* _Set problem_
Set out every line of the records below as a JSON list of strings, one string per line, with blank lines omitted.

* _Dataset excerpts_
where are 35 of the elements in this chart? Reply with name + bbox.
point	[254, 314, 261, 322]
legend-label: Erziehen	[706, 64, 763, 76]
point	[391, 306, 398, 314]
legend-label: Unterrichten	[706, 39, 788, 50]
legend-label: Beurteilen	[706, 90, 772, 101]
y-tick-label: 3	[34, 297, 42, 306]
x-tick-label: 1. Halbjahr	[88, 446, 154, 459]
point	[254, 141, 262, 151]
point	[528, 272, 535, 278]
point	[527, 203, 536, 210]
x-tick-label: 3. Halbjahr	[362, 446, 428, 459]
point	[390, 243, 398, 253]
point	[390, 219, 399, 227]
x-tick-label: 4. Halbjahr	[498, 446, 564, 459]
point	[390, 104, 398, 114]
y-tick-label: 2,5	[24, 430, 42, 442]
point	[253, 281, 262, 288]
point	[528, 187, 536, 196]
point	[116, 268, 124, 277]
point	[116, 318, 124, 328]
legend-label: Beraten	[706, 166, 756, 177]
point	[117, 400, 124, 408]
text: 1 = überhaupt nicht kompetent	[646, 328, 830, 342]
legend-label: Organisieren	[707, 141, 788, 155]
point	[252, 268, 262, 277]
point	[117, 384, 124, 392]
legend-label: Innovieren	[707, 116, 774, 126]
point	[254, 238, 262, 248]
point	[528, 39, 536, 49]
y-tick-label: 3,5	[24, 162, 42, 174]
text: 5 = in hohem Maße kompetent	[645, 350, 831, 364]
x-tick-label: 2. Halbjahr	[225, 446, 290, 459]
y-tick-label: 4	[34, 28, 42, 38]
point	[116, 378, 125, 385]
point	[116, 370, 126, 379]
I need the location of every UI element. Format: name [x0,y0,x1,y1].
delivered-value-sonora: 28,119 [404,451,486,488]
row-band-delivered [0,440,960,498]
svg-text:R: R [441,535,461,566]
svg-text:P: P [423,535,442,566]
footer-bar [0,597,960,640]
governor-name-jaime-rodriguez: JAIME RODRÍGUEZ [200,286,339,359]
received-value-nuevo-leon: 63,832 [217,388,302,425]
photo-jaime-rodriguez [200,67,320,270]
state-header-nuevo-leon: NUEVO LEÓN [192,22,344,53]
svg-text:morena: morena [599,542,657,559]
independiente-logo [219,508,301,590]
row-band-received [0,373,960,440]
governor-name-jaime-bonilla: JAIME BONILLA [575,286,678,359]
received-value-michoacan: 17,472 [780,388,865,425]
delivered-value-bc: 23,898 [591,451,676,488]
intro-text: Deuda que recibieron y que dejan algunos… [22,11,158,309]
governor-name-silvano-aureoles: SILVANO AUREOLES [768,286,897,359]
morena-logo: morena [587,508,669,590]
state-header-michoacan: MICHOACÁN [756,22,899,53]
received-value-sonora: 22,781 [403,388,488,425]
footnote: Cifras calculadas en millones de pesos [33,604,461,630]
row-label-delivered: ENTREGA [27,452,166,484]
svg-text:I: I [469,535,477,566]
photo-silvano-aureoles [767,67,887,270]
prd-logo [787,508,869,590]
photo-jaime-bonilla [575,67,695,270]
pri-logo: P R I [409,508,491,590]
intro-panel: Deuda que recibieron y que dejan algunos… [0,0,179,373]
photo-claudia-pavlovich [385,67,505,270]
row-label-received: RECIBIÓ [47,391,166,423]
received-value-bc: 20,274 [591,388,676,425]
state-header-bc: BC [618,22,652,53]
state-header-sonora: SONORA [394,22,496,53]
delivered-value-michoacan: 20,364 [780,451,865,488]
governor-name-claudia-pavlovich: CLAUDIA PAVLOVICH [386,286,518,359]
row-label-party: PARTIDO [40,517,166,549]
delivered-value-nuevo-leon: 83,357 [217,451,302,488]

* _Response_
[
  "where are 35 of the elements in this chart? Reply with name + bbox.",
  "point\t[254, 314, 261, 322]",
  "legend-label: Erziehen\t[706, 64, 763, 76]",
  "point\t[391, 306, 398, 314]",
  "legend-label: Unterrichten\t[706, 39, 788, 50]",
  "legend-label: Beurteilen\t[706, 90, 772, 101]",
  "y-tick-label: 3\t[34, 297, 42, 306]",
  "x-tick-label: 1. Halbjahr\t[88, 446, 154, 459]",
  "point\t[254, 141, 262, 151]",
  "point\t[528, 272, 535, 278]",
  "point\t[527, 203, 536, 210]",
  "x-tick-label: 3. Halbjahr\t[362, 446, 428, 459]",
  "point\t[390, 243, 398, 253]",
  "point\t[390, 219, 399, 227]",
  "x-tick-label: 4. Halbjahr\t[498, 446, 564, 459]",
  "point\t[390, 104, 398, 114]",
  "y-tick-label: 2,5\t[24, 430, 42, 442]",
  "point\t[253, 281, 262, 288]",
  "point\t[528, 187, 536, 196]",
  "point\t[116, 268, 124, 277]",
  "point\t[116, 318, 124, 328]",
  "legend-label: Beraten\t[706, 166, 756, 177]",
  "point\t[117, 400, 124, 408]",
  "text: 1 = überhaupt nicht kompetent\t[646, 328, 830, 342]",
  "legend-label: Organisieren\t[707, 141, 788, 155]",
  "point\t[252, 268, 262, 277]",
  "point\t[117, 384, 124, 392]",
  "legend-label: Innovieren\t[707, 116, 774, 126]",
  "point\t[254, 238, 262, 248]",
  "point\t[528, 39, 536, 49]",
  "y-tick-label: 3,5\t[24, 162, 42, 174]",
  "text: 5 = in hohem Maße kompetent\t[645, 350, 831, 364]",
  "x-tick-label: 2. Halbjahr\t[225, 446, 290, 459]",
  "y-tick-label: 4\t[34, 28, 42, 38]",
  "point\t[116, 378, 125, 385]",
  "point\t[116, 370, 126, 379]",
  "I need the location of every UI element. Format: name [x0,y0,x1,y1].",
  "delivered-value-sonora: 28,119 [404,451,486,488]",
  "row-band-delivered [0,440,960,498]",
  "svg-text:R: R [441,535,461,566]",
  "svg-text:P: P [423,535,442,566]",
  "footer-bar [0,597,960,640]",
  "governor-name-jaime-rodriguez: JAIME RODRÍGUEZ [200,286,339,359]",
  "received-value-nuevo-leon: 63,832 [217,388,302,425]",
  "photo-jaime-rodriguez [200,67,320,270]",
  "state-header-nuevo-leon: NUEVO LEÓN [192,22,344,53]",
  "svg-text:morena: morena [599,542,657,559]",
  "independiente-logo [219,508,301,590]",
  "row-band-received [0,373,960,440]",
  "governor-name-jaime-bonilla: JAIME BONILLA [575,286,678,359]",
  "received-value-michoacan: 17,472 [780,388,865,425]",
  "delivered-value-bc: 23,898 [591,451,676,488]",
  "intro-text: Deuda que recibieron y que dejan algunos… [22,11,158,309]",
  "governor-name-silvano-aureoles: SILVANO AUREOLES [768,286,897,359]",
  "morena-logo: morena [587,508,669,590]",
  "state-header-michoacan: MICHOACÁN [756,22,899,53]",
  "received-value-sonora: 22,781 [403,388,488,425]",
  "footnote: Cifras calculadas en millones de pesos [33,604,461,630]",
  "row-label-delivered: ENTREGA [27,452,166,484]",
  "svg-text:I: I [469,535,477,566]",
  "photo-silvano-aureoles [767,67,887,270]",
  "prd-logo [787,508,869,590]",
  "photo-jaime-bonilla [575,67,695,270]",
  "pri-logo: P R I [409,508,491,590]",
  "intro-panel: Deuda que recibieron y que dejan algunos… [0,0,179,373]",
  "photo-claudia-pavlovich [385,67,505,270]",
  "row-label-received: RECIBIÓ [47,391,166,423]",
  "received-value-bc: 20,274 [591,388,676,425]",
  "state-header-bc: BC [618,22,652,53]",
  "state-header-sonora: SONORA [394,22,496,53]",
  "delivered-value-michoacan: 20,364 [780,451,865,488]",
  "governor-name-claudia-pavlovich: CLAUDIA PAVLOVICH [386,286,518,359]",
  "row-label-party: PARTIDO [40,517,166,549]",
  "delivered-value-nuevo-leon: 83,357 [217,451,302,488]"
]